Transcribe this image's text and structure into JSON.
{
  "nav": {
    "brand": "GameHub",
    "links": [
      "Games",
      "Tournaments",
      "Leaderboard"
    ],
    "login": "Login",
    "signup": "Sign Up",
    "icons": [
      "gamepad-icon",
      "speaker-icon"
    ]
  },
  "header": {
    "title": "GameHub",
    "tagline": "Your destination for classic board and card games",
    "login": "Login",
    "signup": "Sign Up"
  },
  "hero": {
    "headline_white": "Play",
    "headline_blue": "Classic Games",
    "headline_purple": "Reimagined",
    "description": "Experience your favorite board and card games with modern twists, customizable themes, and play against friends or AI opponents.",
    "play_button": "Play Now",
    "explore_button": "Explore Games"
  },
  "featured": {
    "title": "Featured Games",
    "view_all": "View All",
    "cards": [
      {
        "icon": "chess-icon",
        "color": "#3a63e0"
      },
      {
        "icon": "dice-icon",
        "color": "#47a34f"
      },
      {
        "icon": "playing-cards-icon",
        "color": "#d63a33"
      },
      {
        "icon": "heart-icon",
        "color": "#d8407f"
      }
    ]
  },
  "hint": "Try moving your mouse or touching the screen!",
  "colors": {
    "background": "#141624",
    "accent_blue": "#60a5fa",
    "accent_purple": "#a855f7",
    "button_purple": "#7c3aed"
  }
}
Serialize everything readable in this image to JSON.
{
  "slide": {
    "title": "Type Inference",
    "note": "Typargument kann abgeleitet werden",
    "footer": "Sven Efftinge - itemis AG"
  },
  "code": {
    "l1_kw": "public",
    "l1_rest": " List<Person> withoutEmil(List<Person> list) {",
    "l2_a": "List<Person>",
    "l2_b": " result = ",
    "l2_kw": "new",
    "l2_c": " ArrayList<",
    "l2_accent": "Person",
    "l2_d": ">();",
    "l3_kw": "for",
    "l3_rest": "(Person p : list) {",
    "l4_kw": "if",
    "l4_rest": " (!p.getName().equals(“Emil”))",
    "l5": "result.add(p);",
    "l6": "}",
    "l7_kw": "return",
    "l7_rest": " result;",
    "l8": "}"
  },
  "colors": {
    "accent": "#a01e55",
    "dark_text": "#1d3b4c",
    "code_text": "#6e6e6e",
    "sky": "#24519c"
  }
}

▶ [Exercise description] List each line of the entries that holds the string "this".

▶ [Full answer]
Transcribe this image's text and structure into JSON.
Serialize everything readable in this image to JSON.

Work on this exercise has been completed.